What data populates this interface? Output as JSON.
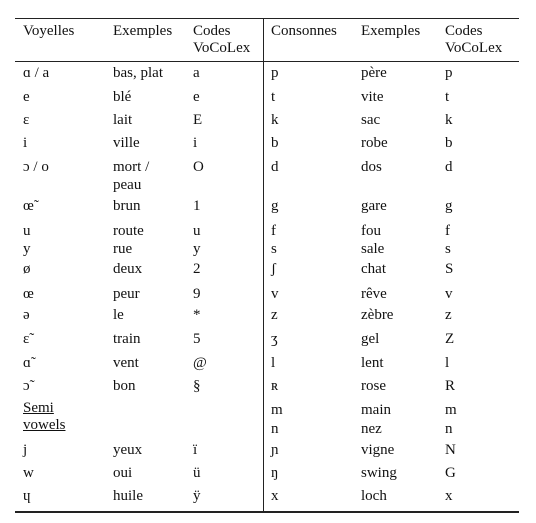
{
  "headers": {
    "voyelles": "Voyelles",
    "exemples_v": "Exemples",
    "codes_v": [
      "Codes",
      "VoCoLex"
    ],
    "consonnes": "Consonnes",
    "exemples_c": "Exemples",
    "codes_c": [
      "Codes",
      "VoCoLex"
    ]
  },
  "vowels": [
    {
      "sym": "ɑ / a",
      "ex": "bas, plat",
      "code": "a"
    },
    {
      "sym": "e",
      "ex": "blé",
      "code": "e"
    },
    {
      "sym": "ɛ",
      "ex": "lait",
      "code": "E"
    },
    {
      "sym": "i",
      "ex": "ville",
      "code": "i"
    },
    {
      "sym": "ɔ / o",
      "ex": "mort /",
      "ex2": "peau",
      "code": "O"
    },
    {
      "sym": "œ̃",
      "ex": "brun",
      "code": "1"
    },
    {
      "sym": "u",
      "ex": "route",
      "code": "u"
    },
    {
      "sym": "y",
      "ex": "rue",
      "code": "y"
    },
    {
      "sym": "ø",
      "ex": "deux",
      "code": "2"
    },
    {
      "sym": "œ",
      "ex": "peur",
      "code": "9"
    },
    {
      "sym": "ə",
      "ex": "le",
      "code": "*"
    },
    {
      "sym": "ɛ̃",
      "ex": "train",
      "code": "5"
    },
    {
      "sym": "ɑ̃",
      "ex": "vent",
      "code": "@"
    },
    {
      "sym": "ɔ̃",
      "ex": "bon",
      "code": "§"
    }
  ],
  "semi_label": [
    "Semi",
    "vowels"
  ],
  "semivowels": [
    {
      "sym": "j",
      "ex": "yeux",
      "code": "ï"
    },
    {
      "sym": "w",
      "ex": "oui",
      "code": "ü"
    },
    {
      "sym": "ɥ",
      "ex": "huile",
      "code": "ÿ"
    }
  ],
  "consonants": [
    {
      "sym": "p",
      "ex": "père",
      "code": "p"
    },
    {
      "sym": "t",
      "ex": "vite",
      "code": "t"
    },
    {
      "sym": "k",
      "ex": "sac",
      "code": "k"
    },
    {
      "sym": "b",
      "ex": "robe",
      "code": "b"
    },
    {
      "sym": "d",
      "ex": "dos",
      "code": "d"
    },
    {
      "sym": "g",
      "ex": "gare",
      "code": "g"
    },
    {
      "sym": "f",
      "ex": "fou",
      "code": "f"
    },
    {
      "sym": "s",
      "ex": "sale",
      "code": "s"
    },
    {
      "sym": "ʃ",
      "ex": "chat",
      "code": "S"
    },
    {
      "sym": "v",
      "ex": "rêve",
      "code": "v"
    },
    {
      "sym": "z",
      "ex": "zèbre",
      "code": "z"
    },
    {
      "sym": "ʒ",
      "ex": "gel",
      "code": "Z"
    },
    {
      "sym": "l",
      "ex": "lent",
      "code": "l"
    },
    {
      "sym": "ʀ",
      "ex": "rose",
      "code": "R"
    },
    {
      "sym": "m",
      "ex": "main",
      "code": "m"
    },
    {
      "sym": "n",
      "ex": "nez",
      "code": "n"
    },
    {
      "sym": "ɲ",
      "ex": "vigne",
      "code": "N"
    },
    {
      "sym": "ŋ",
      "ex": "swing",
      "code": "G"
    },
    {
      "sym": "x",
      "ex": "loch",
      "code": "x"
    }
  ]
}
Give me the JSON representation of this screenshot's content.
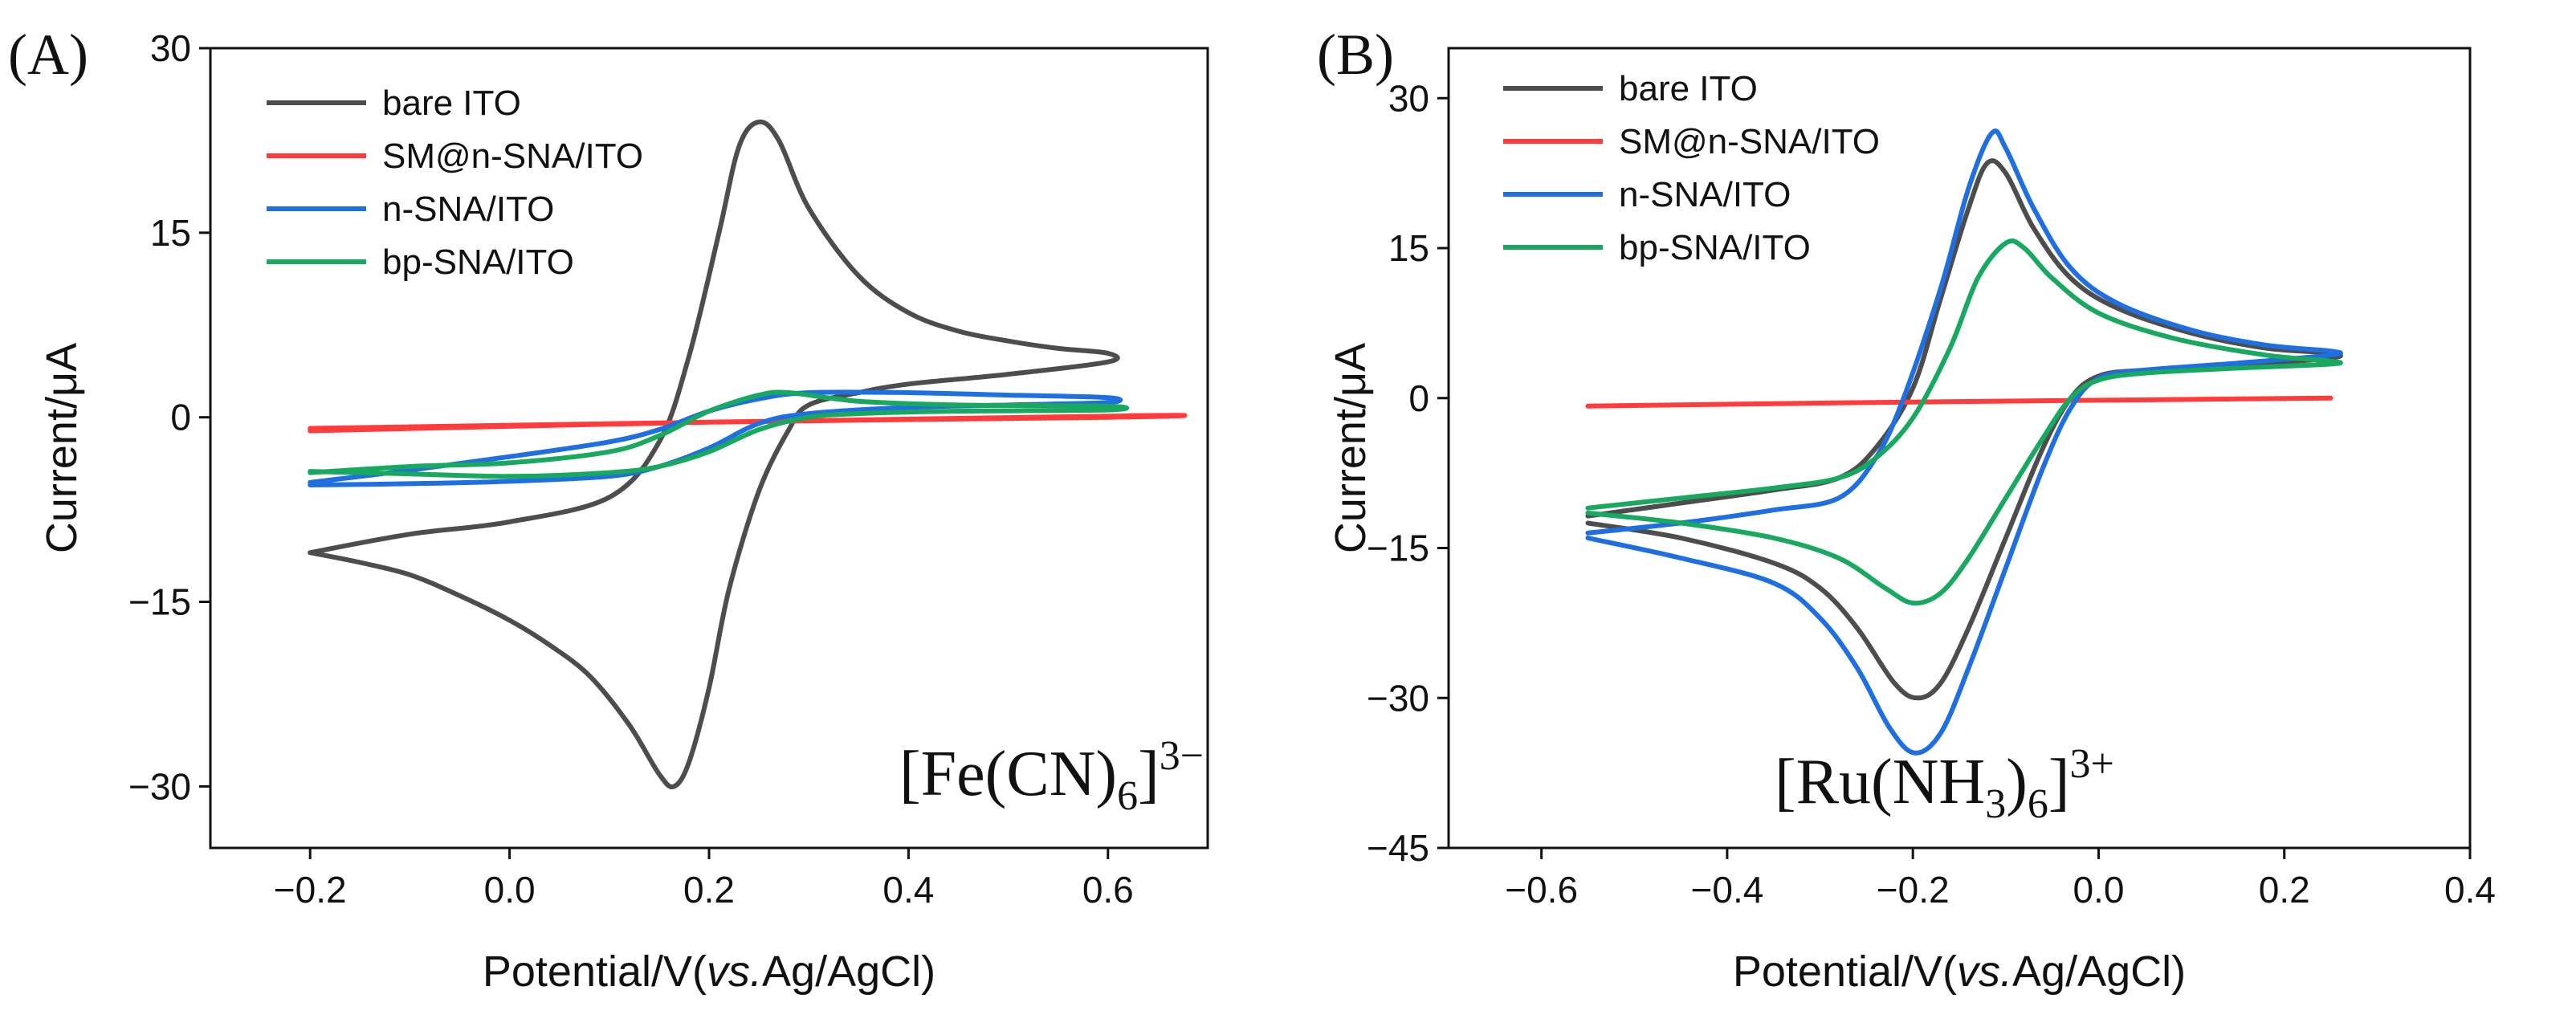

----------

- _Exercise task_:
Transcribe every record above exactly as written, leaving out any pictures.

- _Exercise response_:
What data populates this interface? Output as JSON.
{
  "headers": {
    "voyelles": "Voyelles",
    "exemples_v": "Exemples",
    "codes_v": [
      "Codes",
      "VoCoLex"
    ],
    "consonnes": "Consonnes",
    "exemples_c": "Exemples",
    "codes_c": [
      "Codes",
      "VoCoLex"
    ]
  },
  "vowels": [
    {
      "sym": "ɑ / a",
      "ex": "bas, plat",
      "code": "a"
    },
    {
      "sym": "e",
      "ex": "blé",
      "code": "e"
    },
    {
      "sym": "ɛ",
      "ex": "lait",
      "code": "E"
    },
    {
      "sym": "i",
      "ex": "ville",
      "code": "i"
    },
    {
      "sym": "ɔ / o",
      "ex": "mort /",
      "ex2": "peau",
      "code": "O"
    },
    {
      "sym": "œ̃",
      "ex": "brun",
      "code": "1"
    },
    {
      "sym": "u",
      "ex": "route",
      "code": "u"
    },
    {
      "sym": "y",
      "ex": "rue",
      "code": "y"
    },
    {
      "sym": "ø",
      "ex": "deux",
      "code": "2"
    },
    {
      "sym": "œ",
      "ex": "peur",
      "code": "9"
    },
    {
      "sym": "ə",
      "ex": "le",
      "code": "*"
    },
    {
      "sym": "ɛ̃",
      "ex": "train",
      "code": "5"
    },
    {
      "sym": "ɑ̃",
      "ex": "vent",
      "code": "@"
    },
    {
      "sym": "ɔ̃",
      "ex": "bon",
      "code": "§"
    }
  ],
  "semi_label": [
    "Semi",
    "vowels"
  ],
  "semivowels": [
    {
      "sym": "j",
      "ex": "yeux",
      "code": "ï"
    },
    {
      "sym": "w",
      "ex": "oui",
      "code": "ü"
    },
    {
      "sym": "ɥ",
      "ex": "huile",
      "code": "ÿ"
    }
  ],
  "consonants": [
    {
      "sym": "p",
      "ex": "père",
      "code": "p"
    },
    {
      "sym": "t",
      "ex": "vite",
      "code": "t"
    },
    {
      "sym": "k",
      "ex": "sac",
      "code": "k"
    },
    {
      "sym": "b",
      "ex": "robe",
      "code": "b"
    },
    {
      "sym": "d",
      "ex": "dos",
      "code": "d"
    },
    {
      "sym": "g",
      "ex": "gare",
      "code": "g"
    },
    {
      "sym": "f",
      "ex": "fou",
      "code": "f"
    },
    {
      "sym": "s",
      "ex": "sale",
      "code": "s"
    },
    {
      "sym": "ʃ",
      "ex": "chat",
      "code": "S"
    },
    {
      "sym": "v",
      "ex": "rêve",
      "code": "v"
    },
    {
      "sym": "z",
      "ex": "zèbre",
      "code": "z"
    },
    {
      "sym": "ʒ",
      "ex": "gel",
      "code": "Z"
    },
    {
      "sym": "l",
      "ex": "lent",
      "code": "l"
    },
    {
      "sym": "ʀ",
      "ex": "rose",
      "code": "R"
    },
    {
      "sym": "m",
      "ex": "main",
      "code": "m"
    },
    {
      "sym": "n",
      "ex": "nez",
      "code": "n"
    },
    {
      "sym": "ɲ",
      "ex": "vigne",
      "code": "N"
    },
    {
      "sym": "ŋ",
      "ex": "swing",
      "code": "G"
    },
    {
      "sym": "x",
      "ex": "loch",
      "code": "x"
    }
  ]
}
Give me the JSON representation of this screenshot's content.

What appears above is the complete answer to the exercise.